DIRECTION:
Rewrite everything in the material from the line containing "bar [598, 290, 632, 305]" down to the line containing "legend-label: Parc de", replacing "y-tick-label" with "y-axis-label" and leaving all else unchanged.

····················

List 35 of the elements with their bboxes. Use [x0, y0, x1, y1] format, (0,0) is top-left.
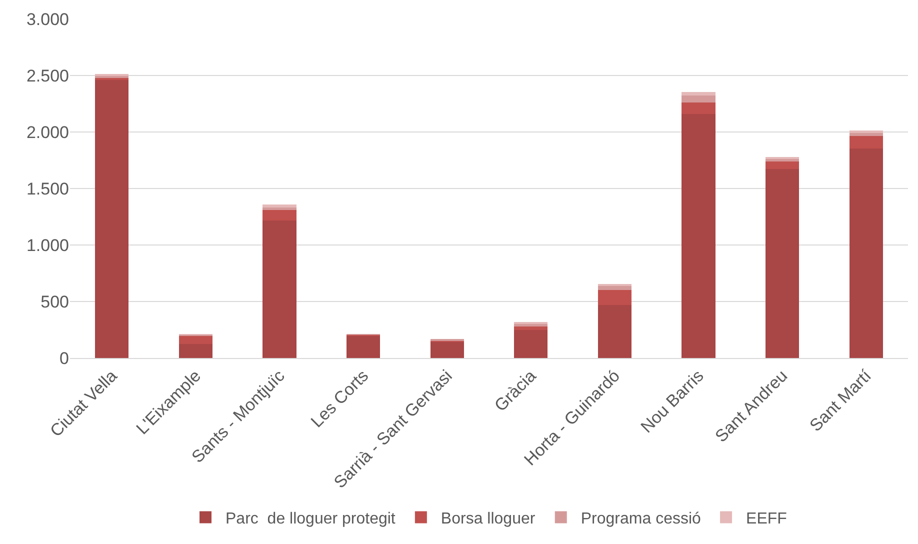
bar [598, 290, 632, 305]
bar [598, 286, 632, 290]
bar [178, 344, 212, 358]
legend-label: EEFF [746, 510, 788, 528]
bar [766, 169, 800, 358]
y-tick-label: 2.500 [26, 66, 69, 86]
bar [178, 336, 212, 344]
bar [430, 342, 464, 358]
y-tick-label: 1.500 [26, 179, 69, 198]
bar [682, 92, 716, 96]
legend-label: Parc de lloguer protegit [226, 510, 396, 528]
bar [598, 305, 632, 358]
y-tick-label: 0 [60, 348, 69, 368]
bar [262, 207, 296, 210]
bar [95, 80, 129, 358]
bar [346, 336, 380, 358]
y-tick-label: 1.000 [26, 236, 69, 255]
bar [262, 210, 296, 221]
bar [682, 114, 716, 358]
bar [849, 130, 883, 134]
legend-label: Programa cessió [580, 510, 702, 528]
bar [849, 148, 883, 358]
bar [682, 102, 716, 114]
bar [849, 133, 883, 136]
y-tick-label: 2.000 [26, 122, 69, 142]
legend-label: Borsa lloguer [440, 510, 536, 528]
bar [262, 220, 296, 358]
bar [514, 330, 548, 358]
bar [766, 162, 800, 170]
y-tick-label: 500 [40, 292, 69, 312]
bar [682, 96, 716, 103]
bar [849, 136, 883, 148]
bar [262, 204, 296, 208]
y-tick-label: 3.000 [26, 10, 69, 29]
bar [514, 326, 548, 330]
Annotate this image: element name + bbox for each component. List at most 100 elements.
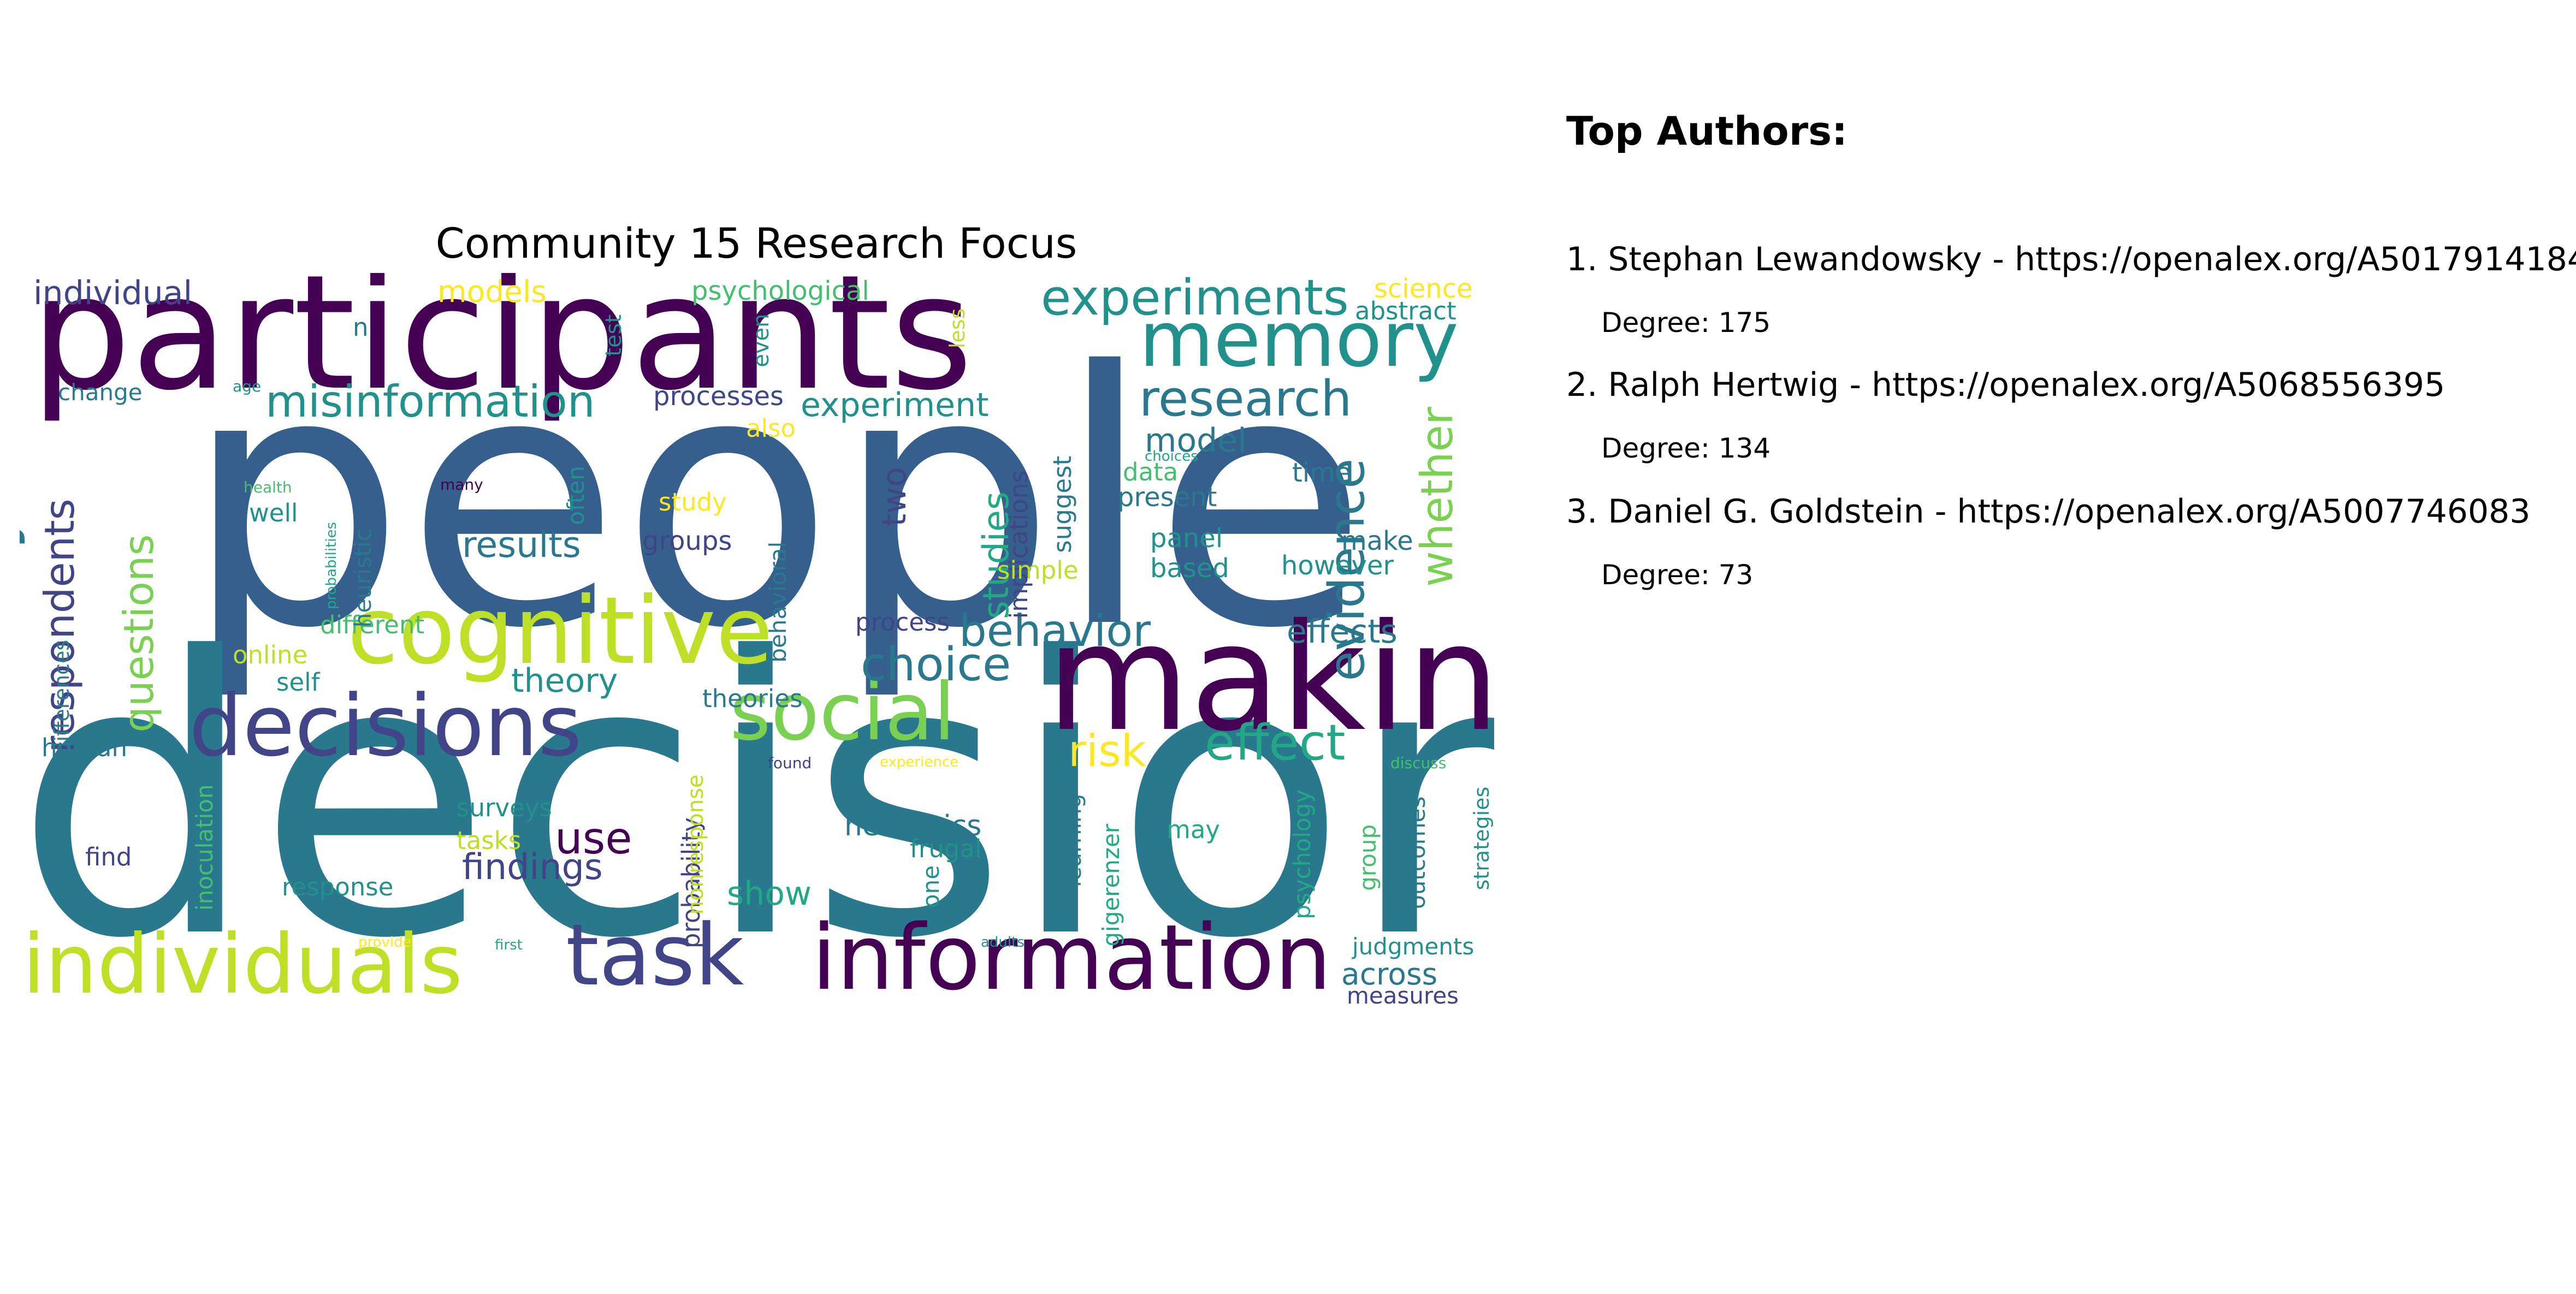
word-cloud-word: health [244,478,292,496]
word-cloud-word: judgments [1352,933,1474,960]
word-cloud-word: outcomes [1404,796,1430,909]
word-cloud-word: choices [1145,448,1198,465]
word-cloud-word: theory [511,662,618,700]
word-cloud-word: make [1341,526,1413,556]
word-cloud-word: abstract [1355,296,1456,325]
word-cloud-word: task [566,906,744,1005]
word-cloud-word: found [768,754,812,772]
word-cloud-word: risk [1068,726,1147,776]
author-entry-2: 2. Ralph Hertwig - https://openalex.org/… [1566,366,2445,404]
word-cloud-word: panel [1150,523,1223,554]
word-cloud-word: science [1374,274,1473,304]
word-cloud-word: misinformation [265,376,595,427]
word-cloud-word: individuals [22,917,463,1012]
author-degree-3: Degree: 73 [1601,559,1754,591]
word-cloud-word: different [320,610,425,639]
word-cloud-word: surveys [457,793,552,822]
word-cloud-word: tasks [457,826,522,855]
word-cloud-word: may [1166,815,1221,844]
word-cloud-word: two [875,467,914,527]
word-cloud-word: questions [115,534,163,733]
word-cloud-word: however [1281,550,1394,581]
word-cloud-word: response [282,872,394,901]
word-cloud-word: time [1292,458,1352,488]
word-cloud-word: individual [33,274,193,312]
word-cloud-word: information [812,905,1332,1010]
word-cloud-word: decision [20,577,1494,1016]
top-authors-heading: Top Authors: [1566,108,1847,154]
word-cloud-word: results [462,525,581,566]
word-cloud-word: many [440,476,483,494]
word-cloud-word: choice [861,638,1011,692]
word-cloud-word: processes [653,381,784,412]
word-cloud-word: participants [31,273,973,425]
word-cloud-word: strategies [1470,786,1494,891]
word-cloud-word: human [42,733,127,762]
author-entry-1: 1. Stephan Lewandowsky - https://openale… [1566,240,2576,278]
word-cloud-word: group [1354,824,1381,891]
word-cloud-word: simple [997,556,1079,585]
word-cloud-word: suggest [1048,455,1077,553]
word-cloud-word: across [1341,957,1438,992]
word-cloud-word: probabilities [323,521,340,610]
word-cloud-word: theories [702,684,803,713]
word-cloud-word: psychological [691,276,869,306]
word-cloud-word: provide [358,934,412,951]
word-cloud-word: n [353,313,369,342]
word-cloud-word: nonresponse [683,774,708,915]
word-cloud-word: adults [981,934,1025,951]
word-cloud-word: experience [880,754,959,770]
word-cloud-word: data [1123,458,1179,486]
word-cloud-word: model [1145,422,1247,460]
word-cloud-word: often [562,466,589,525]
word-cloud-word: experiment [801,386,989,424]
word-cloud-word: change [58,379,143,406]
word-cloud-word: study [659,488,727,517]
word-cloud-word: one [917,865,944,909]
word-cloud-word: heuristics [844,810,982,842]
word-cloud-word: based [1150,553,1229,584]
word-cloud-word: research [1139,370,1352,428]
word-cloud-word: effects [1287,613,1397,651]
word-cloud-word: even [749,313,774,367]
word-cloud-word: psychology [1289,789,1316,919]
word-cloud-title: Community 15 Research Focus [435,219,1077,268]
word-cloud-word: discuss [1390,754,1447,772]
word-cloud-word: findings [462,847,603,888]
author-entry-3: 3. Daniel G. Goldstein - https://openale… [1566,492,2531,531]
word-cloud-word: cognitive [347,577,773,685]
word-cloud-word: first [495,937,523,953]
word-cloud-word: decisions [189,676,582,775]
word-cloud-word: use [555,813,632,864]
word-cloud-word: gigerenzer [1098,823,1124,947]
word-cloud-word: inoculation [191,784,218,911]
word-cloud-word: making [1046,592,1494,764]
word-cloud-word: measures [1347,982,1459,1009]
word-cloud-word: present [1117,482,1217,513]
word-cloud-word: models [437,274,547,309]
author-degree-1: Degree: 175 [1601,307,1771,339]
word-cloud-word: social [730,666,956,758]
word-cloud-word: behavioral [765,541,791,663]
word-cloud-word: heuristic [350,529,376,628]
word-cloud-word: learning [1059,793,1086,887]
word-cloud-word: frugal [910,834,982,863]
word-cloud-word: implications [1004,470,1033,619]
word-cloud-word: less [945,308,969,349]
word-cloud-word: differences [50,639,74,755]
word-cloud-word: process [855,608,950,637]
word-cloud-word: test [601,314,626,357]
word-cloud-word: also [746,414,796,443]
word-cloud-word: groups [642,526,732,556]
word-cloud-word: online [233,640,308,669]
word-cloud-word: effect [1205,714,1346,771]
word-cloud-word: people [183,298,1369,704]
word-cloud-word: find [85,842,132,871]
word-cloud-word: experiments [1041,273,1349,327]
word-cloud-word: well [249,498,298,527]
word-cloud-word: self [276,668,320,697]
word-cloud-word: whether [1412,407,1462,587]
word-cloud-word: behavior [959,606,1151,656]
word-cloud-word: age [233,377,262,395]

····················

RESULT OF THE TASK:
bar [598, 290, 632, 305]
bar [598, 286, 632, 290]
bar [178, 344, 212, 358]
legend-label: EEFF [746, 510, 788, 528]
bar [766, 169, 800, 358]
y-axis-label: 2.500 [26, 66, 69, 86]
bar [178, 336, 212, 344]
bar [430, 342, 464, 358]
y-axis-label: 1.500 [26, 179, 69, 198]
bar [682, 92, 716, 96]
legend-label: Parc de lloguer protegit [226, 510, 396, 528]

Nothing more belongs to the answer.